__Raw data__

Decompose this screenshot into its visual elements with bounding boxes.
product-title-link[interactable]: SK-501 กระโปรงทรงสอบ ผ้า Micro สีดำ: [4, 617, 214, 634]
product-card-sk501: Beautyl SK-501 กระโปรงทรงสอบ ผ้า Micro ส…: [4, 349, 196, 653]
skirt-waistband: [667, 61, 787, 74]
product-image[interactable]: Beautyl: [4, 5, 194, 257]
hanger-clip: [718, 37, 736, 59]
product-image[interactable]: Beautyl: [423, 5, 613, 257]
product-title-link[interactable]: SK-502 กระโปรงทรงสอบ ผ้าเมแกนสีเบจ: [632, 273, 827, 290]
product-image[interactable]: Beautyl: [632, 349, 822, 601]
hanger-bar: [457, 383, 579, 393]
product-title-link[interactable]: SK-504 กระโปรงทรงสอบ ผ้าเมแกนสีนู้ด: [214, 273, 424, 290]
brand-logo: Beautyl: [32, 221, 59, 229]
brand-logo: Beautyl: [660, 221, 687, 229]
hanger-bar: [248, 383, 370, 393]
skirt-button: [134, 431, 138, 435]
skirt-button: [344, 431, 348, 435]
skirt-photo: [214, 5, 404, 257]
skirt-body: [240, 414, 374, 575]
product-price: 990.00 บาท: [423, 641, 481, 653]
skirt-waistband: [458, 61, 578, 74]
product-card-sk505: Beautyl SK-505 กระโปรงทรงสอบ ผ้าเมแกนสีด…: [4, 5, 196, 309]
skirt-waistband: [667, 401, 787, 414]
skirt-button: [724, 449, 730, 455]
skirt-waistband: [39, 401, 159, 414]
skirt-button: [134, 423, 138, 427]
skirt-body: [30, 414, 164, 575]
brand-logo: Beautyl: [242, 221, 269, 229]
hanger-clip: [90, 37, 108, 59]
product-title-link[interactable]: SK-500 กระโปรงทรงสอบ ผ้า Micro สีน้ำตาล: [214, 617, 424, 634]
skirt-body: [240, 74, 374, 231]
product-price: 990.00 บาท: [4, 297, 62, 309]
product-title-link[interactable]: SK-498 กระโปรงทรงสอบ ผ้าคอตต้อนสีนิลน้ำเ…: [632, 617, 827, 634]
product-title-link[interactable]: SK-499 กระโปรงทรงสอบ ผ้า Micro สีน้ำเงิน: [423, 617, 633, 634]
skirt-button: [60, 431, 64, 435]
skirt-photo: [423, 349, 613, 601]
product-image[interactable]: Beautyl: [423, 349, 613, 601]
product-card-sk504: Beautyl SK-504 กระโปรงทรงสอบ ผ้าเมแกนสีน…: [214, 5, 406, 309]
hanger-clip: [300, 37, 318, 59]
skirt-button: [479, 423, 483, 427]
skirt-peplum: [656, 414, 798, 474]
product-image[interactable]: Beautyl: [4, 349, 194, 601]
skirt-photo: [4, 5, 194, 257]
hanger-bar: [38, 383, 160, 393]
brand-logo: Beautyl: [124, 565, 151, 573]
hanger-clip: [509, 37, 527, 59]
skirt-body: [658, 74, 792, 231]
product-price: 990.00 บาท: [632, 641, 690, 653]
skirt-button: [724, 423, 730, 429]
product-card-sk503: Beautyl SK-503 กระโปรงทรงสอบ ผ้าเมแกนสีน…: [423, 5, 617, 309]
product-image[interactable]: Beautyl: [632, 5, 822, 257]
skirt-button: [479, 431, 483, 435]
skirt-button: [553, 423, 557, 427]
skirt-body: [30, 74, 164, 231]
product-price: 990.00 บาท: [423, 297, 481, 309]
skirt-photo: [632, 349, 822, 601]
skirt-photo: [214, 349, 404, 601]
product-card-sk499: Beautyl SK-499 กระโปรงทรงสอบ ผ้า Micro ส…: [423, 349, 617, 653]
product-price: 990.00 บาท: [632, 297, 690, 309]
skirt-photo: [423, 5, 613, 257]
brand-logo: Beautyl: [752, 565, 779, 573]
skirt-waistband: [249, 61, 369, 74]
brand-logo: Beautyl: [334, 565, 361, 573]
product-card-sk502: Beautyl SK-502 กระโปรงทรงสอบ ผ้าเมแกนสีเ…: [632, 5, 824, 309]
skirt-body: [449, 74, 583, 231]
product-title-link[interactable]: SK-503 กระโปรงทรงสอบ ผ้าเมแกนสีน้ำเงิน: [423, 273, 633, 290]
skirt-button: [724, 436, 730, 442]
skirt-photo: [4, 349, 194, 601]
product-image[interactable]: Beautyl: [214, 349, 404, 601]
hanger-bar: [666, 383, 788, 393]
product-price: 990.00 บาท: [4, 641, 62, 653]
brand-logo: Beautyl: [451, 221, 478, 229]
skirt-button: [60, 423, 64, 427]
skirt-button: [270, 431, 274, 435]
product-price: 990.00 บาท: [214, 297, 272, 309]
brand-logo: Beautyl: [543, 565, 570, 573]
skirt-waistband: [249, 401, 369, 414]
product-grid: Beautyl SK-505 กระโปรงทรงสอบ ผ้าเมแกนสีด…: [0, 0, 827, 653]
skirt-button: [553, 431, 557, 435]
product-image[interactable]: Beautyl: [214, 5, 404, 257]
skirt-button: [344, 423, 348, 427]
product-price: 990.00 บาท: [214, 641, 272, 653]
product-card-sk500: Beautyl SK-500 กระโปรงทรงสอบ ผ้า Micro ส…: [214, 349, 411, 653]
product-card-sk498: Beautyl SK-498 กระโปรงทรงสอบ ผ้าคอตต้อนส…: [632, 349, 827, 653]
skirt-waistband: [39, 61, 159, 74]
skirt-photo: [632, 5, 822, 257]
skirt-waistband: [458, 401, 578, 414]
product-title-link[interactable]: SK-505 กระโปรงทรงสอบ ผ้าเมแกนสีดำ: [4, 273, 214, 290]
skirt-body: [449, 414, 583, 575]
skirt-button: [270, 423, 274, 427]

__Task statement__
Please pick out every line in the data above that contains the string "image", and copy those lines. Case counts.

__Written solution__
product-image[interactable]: Beautyl: [4, 5, 194, 257]
product-image[interactable]: Beautyl: [423, 5, 613, 257]
product-image[interactable]: Beautyl: [632, 349, 822, 601]
product-image[interactable]: Beautyl: [423, 349, 613, 601]
product-image[interactable]: Beautyl: [4, 349, 194, 601]
product-image[interactable]: Beautyl: [632, 5, 822, 257]
product-image[interactable]: Beautyl: [214, 349, 404, 601]
product-image[interactable]: Beautyl: [214, 5, 404, 257]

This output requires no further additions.